[PROBLEM TO WORK ON] Omit every picture, then give all the entries again exactly.

[MATERIAL]
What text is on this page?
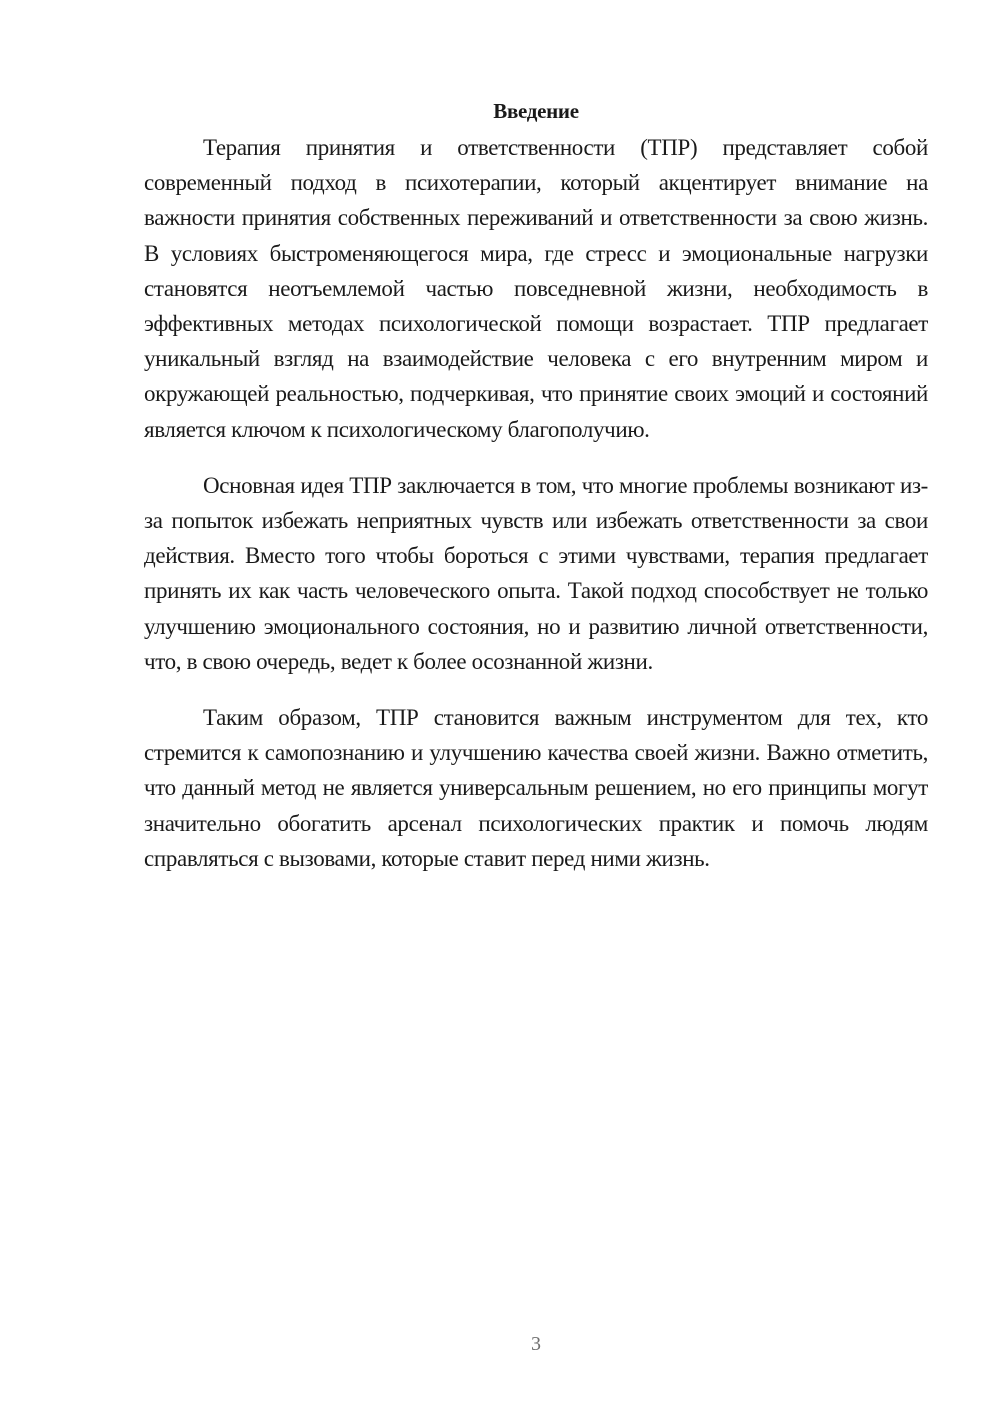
Введение

Терапия принятия и ответственности (ТПР) представляет собой современный подход в психотерапии, который акцентирует внимание на важности принятия собственных переживаний и ответственности за свою жизнь. В условиях быстроменяющегося мира, где стресс и эмоциональные нагрузки становятся неотъемлемой частью повседневной жизни, необходимость в эффективных методах психологической помощи возрастает. ТПР предлагает уникальный взгляд на взаимодействие человека с его внутренним миром и окружающей реальностью, подчеркивая, что принятие своих эмоций и состояний является ключом к психологическому благополучию.

Основная идея ТПР заключается в том, что многие проблемы возникают из-за попыток избежать неприятных чувств или избежать ответственности за свои действия. Вместо того чтобы бороться с этими чувствами, терапия предлагает принять их как часть человеческого опыта. Такой подход способствует не только улучшению эмоционального состояния, но и развитию личной ответственности, что, в свою очередь, ведет к более осознанной жизни.

Таким образом, ТПР становится важным инструментом для тех, кто стремится к самопознанию и улучшению качества своей жизни. Важно отметить, что данный метод не является универсальным решением, но его принципы могут значительно обогатить арсенал психологических практик и помочь людям справляться с вызовами, которые ставит перед ними жизнь.

3
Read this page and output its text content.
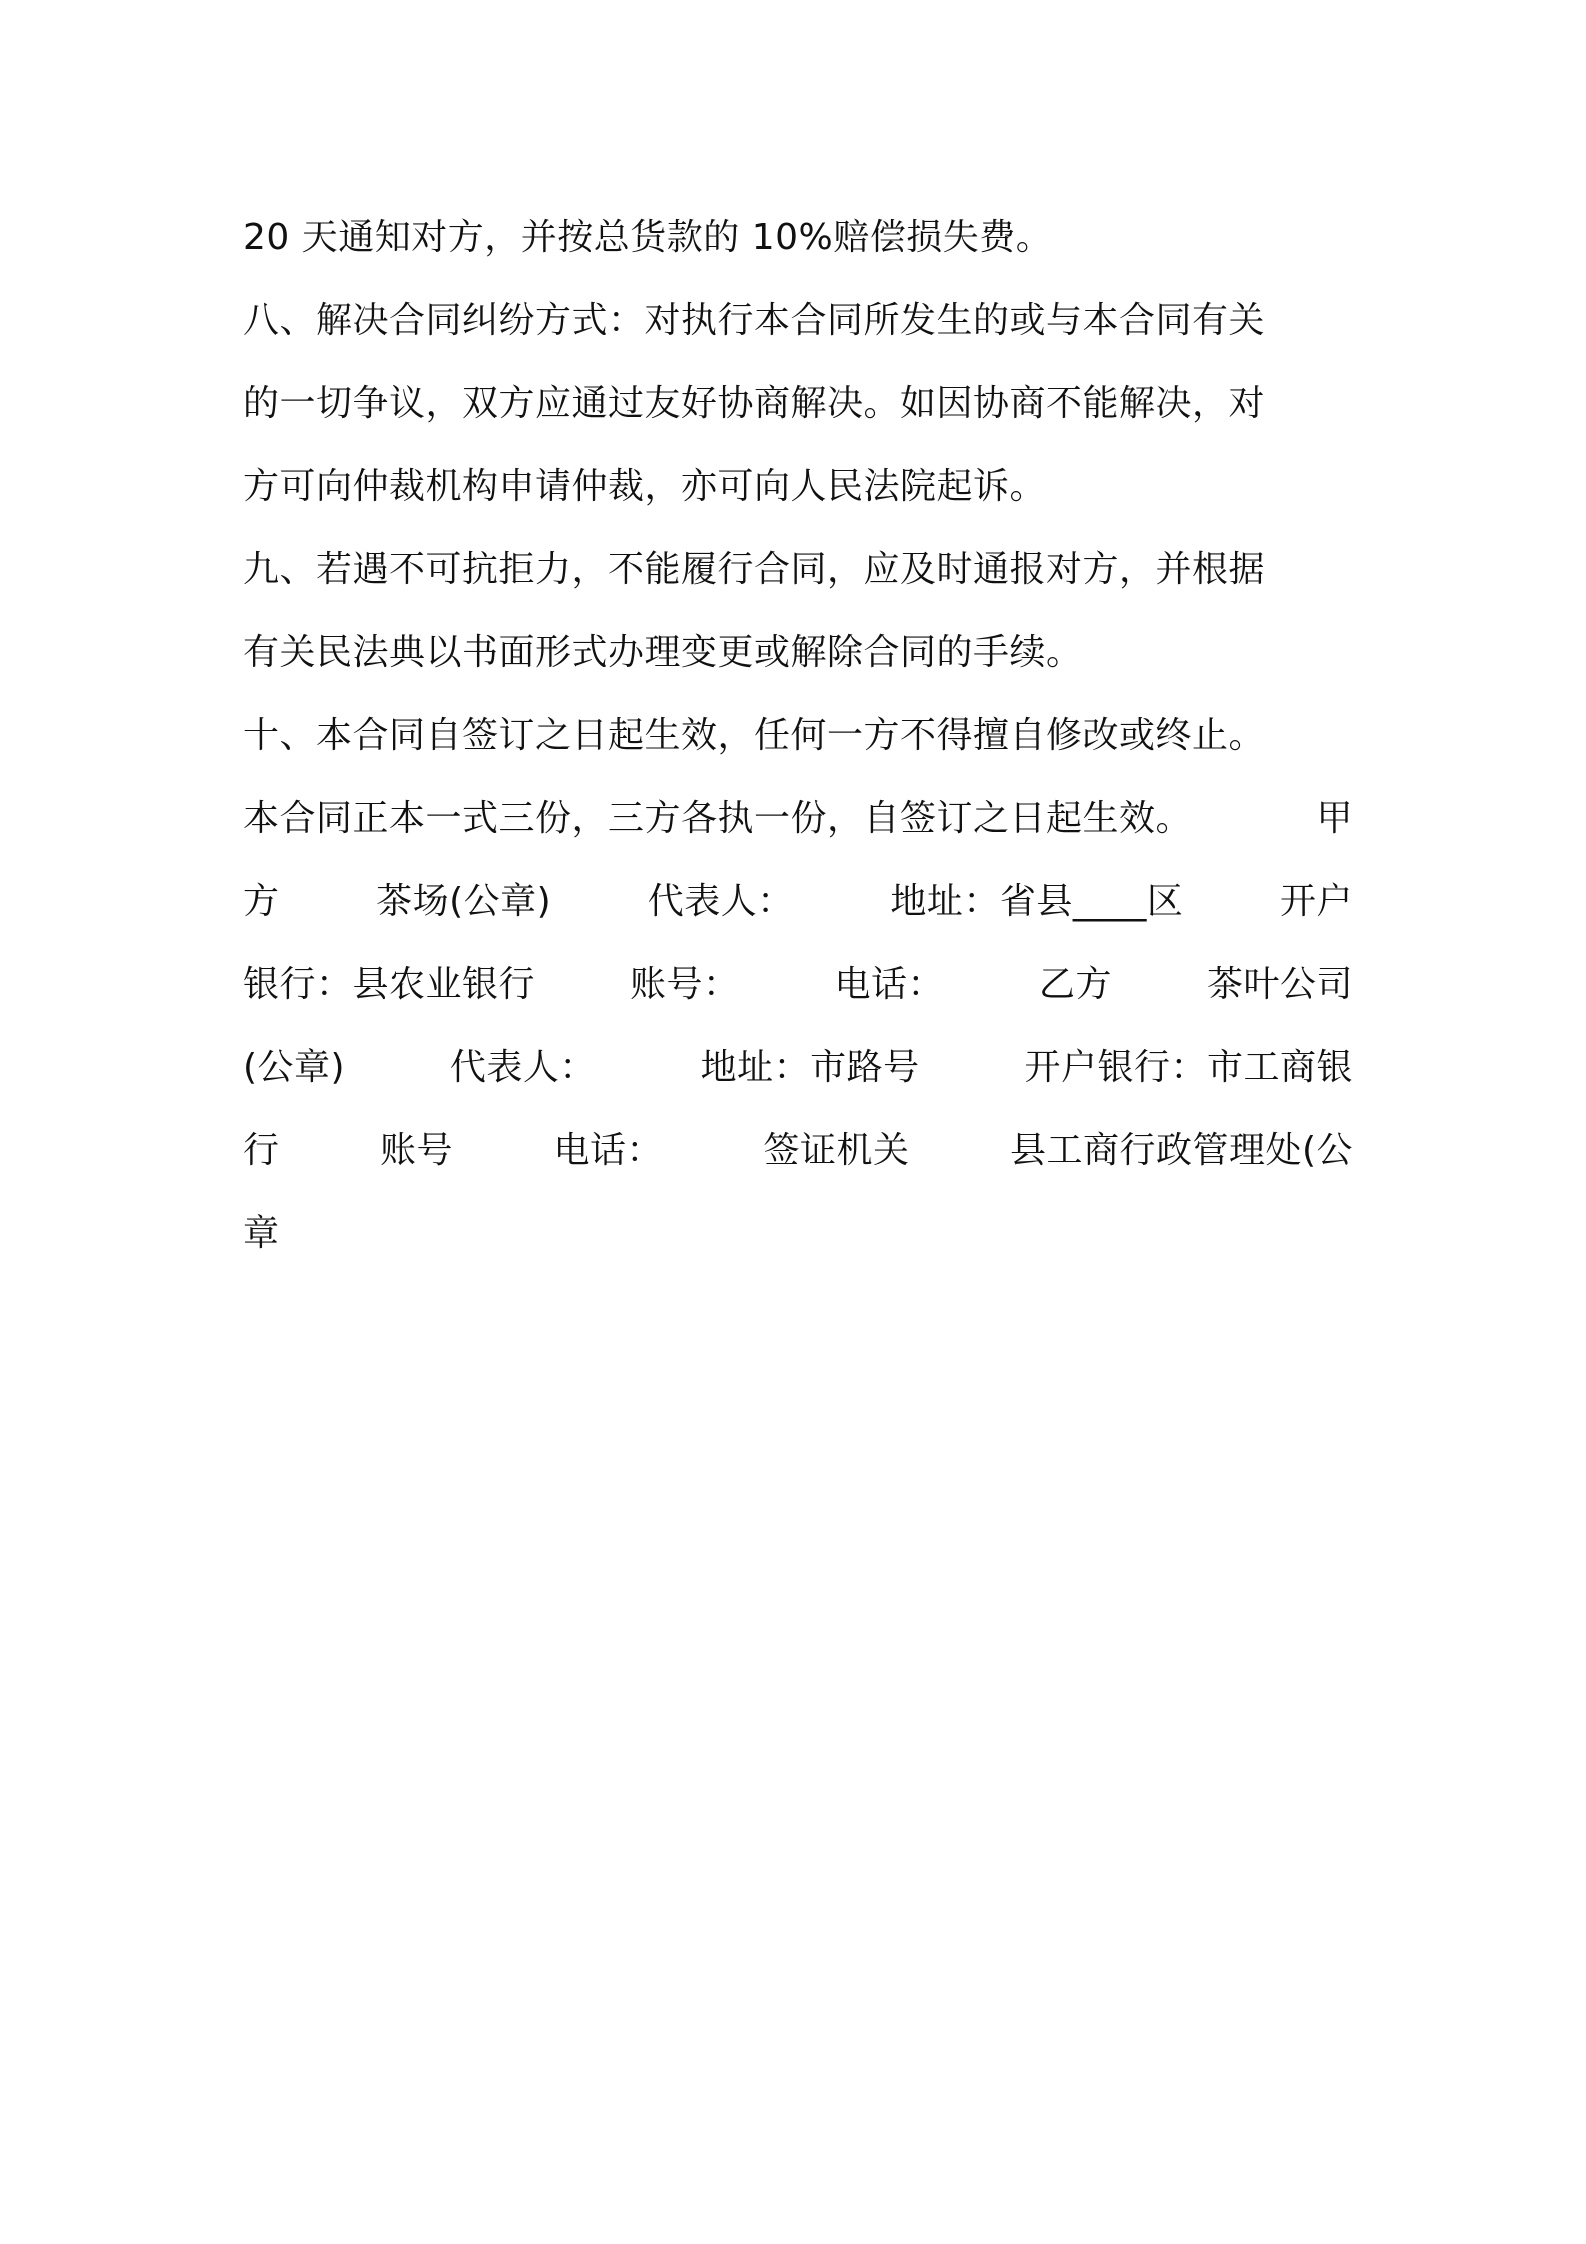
20 天通知对方，并按总货款的 10%赔偿损失费。
八、解决合同纠纷方式：对执行本合同所发生的或与本合同有关
的一切争议，双方应通过友好协商解决。如因协商不能解决，对
方可向仲裁机构申请仲裁，亦可向人民法院起诉。
九、若遇不可抗拒力，不能履行合同，应及时通报对方，并根据
有关民法典以书面形式办理变更或解除合同的手续。
十、本合同自签订之日起生效，任何一方不得擅自修改或终止。
本合同正本一式三份，三方各执一份，自签订之日起生效。	甲
方	茶场(公章)	代表人：	地址：省县____区	开户
银行：县农业银行	账号：	电话：	乙方	茶叶公司
(公章)	代表人：	地址：市路号	开户银行：市工商银
行	账号	电话：	签证机关	县工商行政管理处(公
章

[EXPECTED ANSWER]
What text is on this page?
Введение

Терапия принятия и ответственности (ТПР) представляет собой современный подход в психотерапии, который акцентирует внимание на важности принятия собственных переживаний и ответственности за свою жизнь. В условиях быстроменяющегося мира, где стресс и эмоциональные нагрузки становятся неотъемлемой частью повседневной жизни, необходимость в эффективных методах психологической помощи возрастает. ТПР предлагает уникальный взгляд на взаимодействие человека с его внутренним миром и окружающей реальностью, подчеркивая, что принятие своих эмоций и состояний является ключом к психологическому благополучию.

Основная идея ТПР заключается в том, что многие проблемы возникают из-за попыток избежать неприятных чувств или избежать ответственности за свои действия. Вместо того чтобы бороться с этими чувствами, терапия предлагает принять их как часть человеческого опыта. Такой подход способствует не только улучшению эмоционального состояния, но и развитию личной ответственности, что, в свою очередь, ведет к более осознанной жизни.

Таким образом, ТПР становится важным инструментом для тех, кто стремится к самопознанию и улучшению качества своей жизни. Важно отметить, что данный метод не является универсальным решением, но его принципы могут значительно обогатить арсенал психологических практик и помочь людям справляться с вызовами, которые ставит перед ними жизнь.

3
Read this page and output its text content.
20 天通知对方，并按总货款的 10%赔偿损失费。
八、解决合同纠纷方式：对执行本合同所发生的或与本合同有关
的一切争议，双方应通过友好协商解决。如因协商不能解决，对
方可向仲裁机构申请仲裁，亦可向人民法院起诉。
九、若遇不可抗拒力，不能履行合同，应及时通报对方，并根据
有关民法典以书面形式办理变更或解除合同的手续。
十、本合同自签订之日起生效，任何一方不得擅自修改或终止。
本合同正本一式三份，三方各执一份，自签订之日起生效。	甲
方	茶场(公章)	代表人：	地址：省县____区	开户
银行：县农业银行	账号：	电话：	乙方	茶叶公司
(公章)	代表人：	地址：市路号	开户银行：市工商银
行	账号	电话：	签证机关	县工商行政管理处(公
章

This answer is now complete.